What to work on: Identify the lines bearing the string "indent" and gather them.

## BEGIN Given data

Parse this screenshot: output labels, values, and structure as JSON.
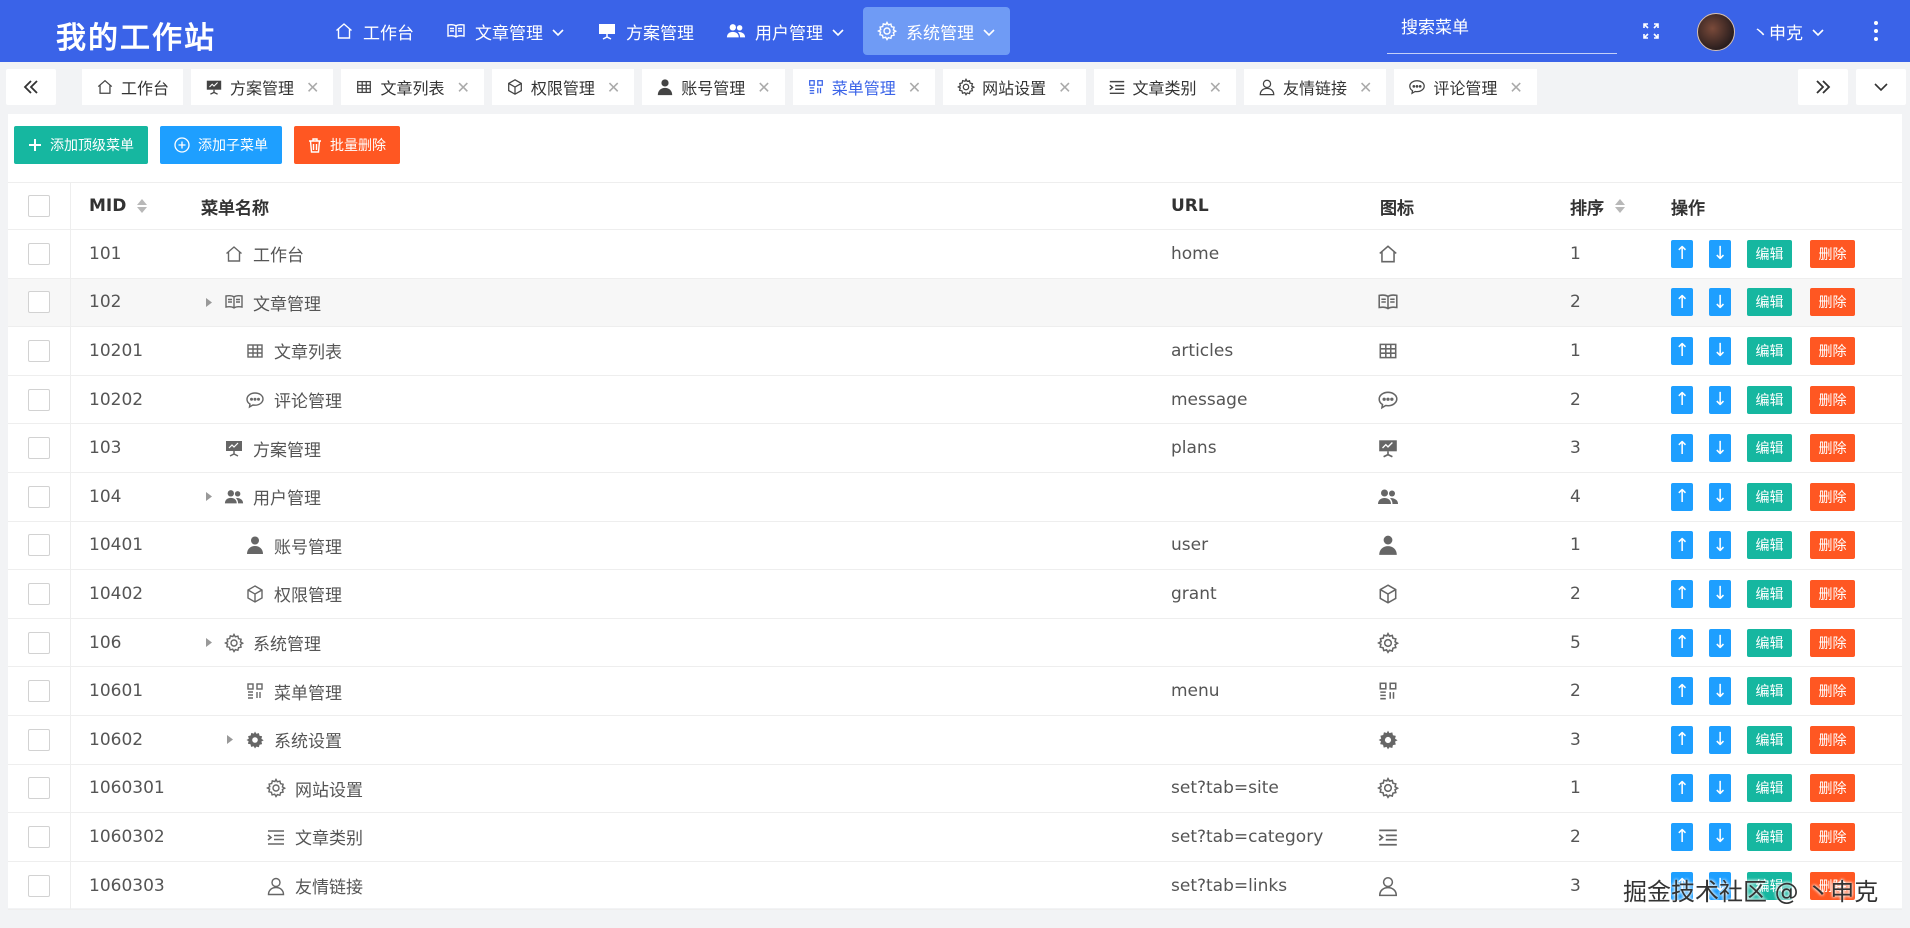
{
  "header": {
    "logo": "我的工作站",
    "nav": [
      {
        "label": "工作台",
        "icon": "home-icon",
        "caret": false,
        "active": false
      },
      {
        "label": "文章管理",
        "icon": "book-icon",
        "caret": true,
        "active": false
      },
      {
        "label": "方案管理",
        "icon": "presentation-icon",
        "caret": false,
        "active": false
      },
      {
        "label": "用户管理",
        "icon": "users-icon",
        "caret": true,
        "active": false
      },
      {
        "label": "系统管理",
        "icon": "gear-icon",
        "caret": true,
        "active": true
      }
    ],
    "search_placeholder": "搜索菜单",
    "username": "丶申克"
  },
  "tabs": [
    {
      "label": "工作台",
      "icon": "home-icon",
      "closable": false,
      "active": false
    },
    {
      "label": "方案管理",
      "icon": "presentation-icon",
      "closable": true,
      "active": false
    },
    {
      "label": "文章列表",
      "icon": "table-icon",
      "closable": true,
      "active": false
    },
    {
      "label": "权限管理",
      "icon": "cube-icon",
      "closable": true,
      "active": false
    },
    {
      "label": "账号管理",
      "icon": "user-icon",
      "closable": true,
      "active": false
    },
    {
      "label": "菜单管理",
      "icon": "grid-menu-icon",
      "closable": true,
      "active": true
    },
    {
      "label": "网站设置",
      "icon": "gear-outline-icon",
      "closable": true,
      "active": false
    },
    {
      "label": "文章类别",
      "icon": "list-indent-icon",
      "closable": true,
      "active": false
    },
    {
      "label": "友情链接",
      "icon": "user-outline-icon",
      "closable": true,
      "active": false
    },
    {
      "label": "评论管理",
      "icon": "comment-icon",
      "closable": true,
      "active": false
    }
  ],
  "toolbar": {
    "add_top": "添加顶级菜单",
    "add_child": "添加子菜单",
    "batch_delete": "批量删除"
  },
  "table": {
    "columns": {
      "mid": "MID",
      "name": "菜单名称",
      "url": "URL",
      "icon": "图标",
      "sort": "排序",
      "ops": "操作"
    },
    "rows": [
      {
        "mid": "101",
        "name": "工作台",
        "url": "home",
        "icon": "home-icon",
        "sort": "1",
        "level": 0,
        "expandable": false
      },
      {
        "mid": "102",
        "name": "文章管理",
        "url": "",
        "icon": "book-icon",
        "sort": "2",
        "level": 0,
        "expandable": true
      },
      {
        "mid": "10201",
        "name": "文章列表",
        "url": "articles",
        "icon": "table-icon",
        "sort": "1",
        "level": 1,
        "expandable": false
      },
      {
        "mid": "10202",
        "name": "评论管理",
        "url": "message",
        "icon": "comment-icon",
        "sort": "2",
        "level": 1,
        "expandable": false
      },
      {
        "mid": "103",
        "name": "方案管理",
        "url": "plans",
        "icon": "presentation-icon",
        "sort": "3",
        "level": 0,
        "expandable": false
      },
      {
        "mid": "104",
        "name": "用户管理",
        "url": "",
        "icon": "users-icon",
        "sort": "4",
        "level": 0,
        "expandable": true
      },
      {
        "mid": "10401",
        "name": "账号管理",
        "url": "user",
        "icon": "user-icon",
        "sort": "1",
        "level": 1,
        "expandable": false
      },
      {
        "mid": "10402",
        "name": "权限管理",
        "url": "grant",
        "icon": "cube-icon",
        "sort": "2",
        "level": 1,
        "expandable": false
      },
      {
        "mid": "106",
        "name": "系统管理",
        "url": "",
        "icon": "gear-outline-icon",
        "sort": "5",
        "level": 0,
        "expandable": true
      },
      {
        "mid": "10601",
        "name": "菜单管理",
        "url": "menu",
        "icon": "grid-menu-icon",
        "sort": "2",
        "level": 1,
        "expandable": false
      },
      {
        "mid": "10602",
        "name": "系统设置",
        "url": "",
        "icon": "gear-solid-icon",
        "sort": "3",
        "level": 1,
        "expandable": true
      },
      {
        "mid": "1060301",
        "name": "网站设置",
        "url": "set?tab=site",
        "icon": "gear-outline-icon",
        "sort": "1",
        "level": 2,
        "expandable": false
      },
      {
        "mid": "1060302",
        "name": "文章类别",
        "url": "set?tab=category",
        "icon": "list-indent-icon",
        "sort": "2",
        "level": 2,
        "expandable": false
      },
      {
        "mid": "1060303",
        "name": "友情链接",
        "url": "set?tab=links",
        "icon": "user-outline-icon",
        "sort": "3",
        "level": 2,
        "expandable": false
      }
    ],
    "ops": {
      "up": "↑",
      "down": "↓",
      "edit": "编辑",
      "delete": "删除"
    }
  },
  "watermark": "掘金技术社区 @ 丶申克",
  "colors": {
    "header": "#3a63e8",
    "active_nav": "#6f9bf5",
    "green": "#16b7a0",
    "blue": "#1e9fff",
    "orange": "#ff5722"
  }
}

## END Given data

Solution to this problem:
      "icon": "list-indent-icon",
        "icon": "list-indent-icon",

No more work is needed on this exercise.